[begin AVAILABLE RECORDS]
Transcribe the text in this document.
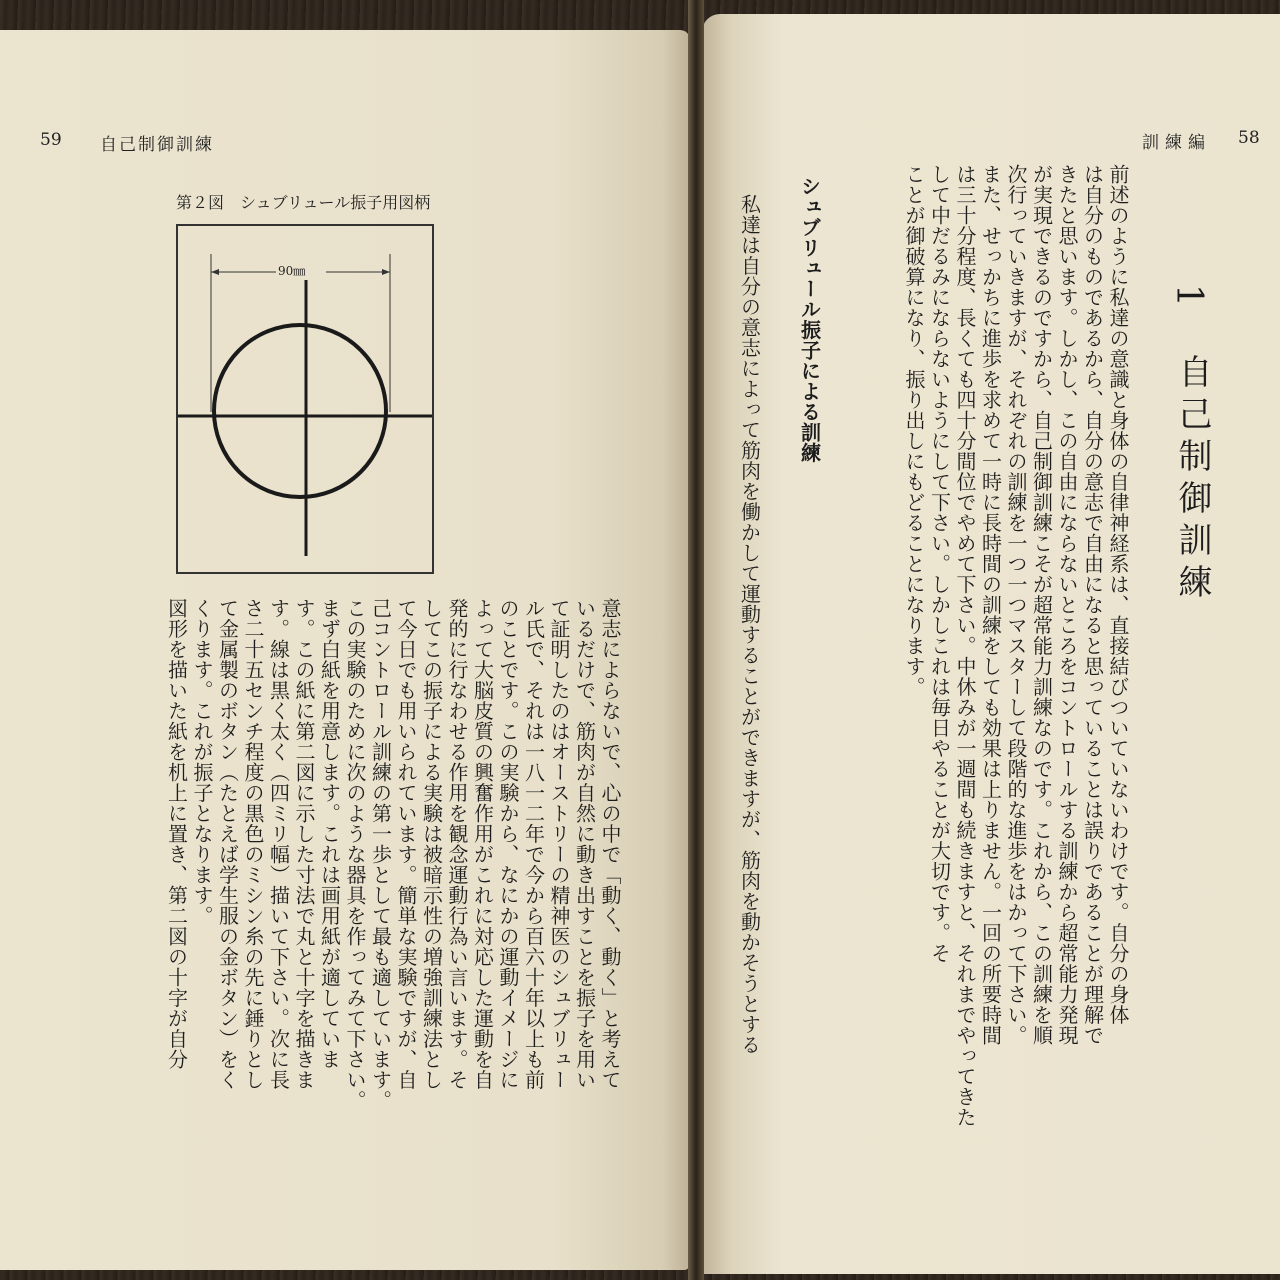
59 自己制御訓練
第２図　シュブリュール振子用図柄
90㎜

意志によらないで、心の中で「動く、動く」と考えて

いるだけで、筋肉が自然に動き出すことを振子を用い

て証明したのはオーストリーの精神医のシュブリュー

ル氏で、それは一八一二年で今から百六十年以上も前

のことです。この実験から、なにかの運動イメージに

よって大脳皮質の興奮作用がこれに対応した運動を自

発的に行なわせる作用を観念運動行為い言います。そ

してこの振子による実験は被暗示性の増強訓練法とし

て今日でも用いられています。簡単な実験ですが、自

己コントロール訓練の第一歩として最も適しています。

この実験のために次のような器具を作ってみて下さい。

まず白紙を用意します。これは画用紙が適していま

す。この紙に第二図に示した寸法で丸と十字を描きま

す。線は黒く太く（四ミリ幅）描いて下さい。次に長

さ二十五センチ程度の黒色のミシン糸の先に錘りとし

て金属製のボタン（たとえば学生服の金ボタン）をく

くります。これが振子となります。

図形を描いた紙を机上に置き、第二図の十字が自分

訓練編 58
1
自己制御訓練

前述のように私達の意識と身体の自律神経系は、直接結びついていないわけです。自分の身体

は自分のものであるから、自分の意志で自由になると思っていることは誤りであることが理解で

きたと思います。しかし、この自由にならないところをコントロールする訓練から超常能力発現

が実現できるのですから、自己制御訓練こそが超常能力訓練なのです。これから、この訓練を順

次行っていきますが、それぞれの訓練を一つ一つマスターして段階的な進歩をはかって下さい。

また、せっかちに進歩を求めて一時に長時間の訓練をしても効果は上りません。一回の所要時間

は三十分程度、長くても四十分間位でやめて下さい。中休みが一週間も続きますと、それまでやってきた

して中だるみにならないようにして下さい。しかしこれは毎日やることが大切です。そ

ことが御破算になり、振り出しにもどることになります。

シュブリュール振子による訓練

私達は自分の意志によって筋肉を働かして運動することができますが、筋肉を動かそうとする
[end AVAILABLE RECORDS]
_STATED GOAL_
Quote every record above exactly, omitting any pictures they contain.

_FINISHED EXERCISE_
Transcribe the text in this document.
59 自己制御訓練
第２図　シュブリュール振子用図柄
90㎜

意志によらないで、心の中で「動く、動く」と考えて

いるだけで、筋肉が自然に動き出すことを振子を用い

て証明したのはオーストリーの精神医のシュブリュー

ル氏で、それは一八一二年で今から百六十年以上も前

のことです。この実験から、なにかの運動イメージに

よって大脳皮質の興奮作用がこれに対応した運動を自

発的に行なわせる作用を観念運動行為い言います。そ

してこの振子による実験は被暗示性の増強訓練法とし

て今日でも用いられています。簡単な実験ですが、自

己コントロール訓練の第一歩として最も適しています。

この実験のために次のような器具を作ってみて下さい。

まず白紙を用意します。これは画用紙が適していま

す。この紙に第二図に示した寸法で丸と十字を描きま

す。線は黒く太く（四ミリ幅）描いて下さい。次に長

さ二十五センチ程度の黒色のミシン糸の先に錘りとし

て金属製のボタン（たとえば学生服の金ボタン）をく

くります。これが振子となります。

図形を描いた紙を机上に置き、第二図の十字が自分

訓練編 58
1
自己制御訓練

前述のように私達の意識と身体の自律神経系は、直接結びついていないわけです。自分の身体

は自分のものであるから、自分の意志で自由になると思っていることは誤りであることが理解で

きたと思います。しかし、この自由にならないところをコントロールする訓練から超常能力発現

が実現できるのですから、自己制御訓練こそが超常能力訓練なのです。これから、この訓練を順

次行っていきますが、それぞれの訓練を一つ一つマスターして段階的な進歩をはかって下さい。

また、せっかちに進歩を求めて一時に長時間の訓練をしても効果は上りません。一回の所要時間

は三十分程度、長くても四十分間位でやめて下さい。中休みが一週間も続きますと、それまでやってきた

して中だるみにならないようにして下さい。しかしこれは毎日やることが大切です。そ

ことが御破算になり、振り出しにもどることになります。

シュブリュール振子による訓練

私達は自分の意志によって筋肉を働かして運動することができますが、筋肉を動かそうとする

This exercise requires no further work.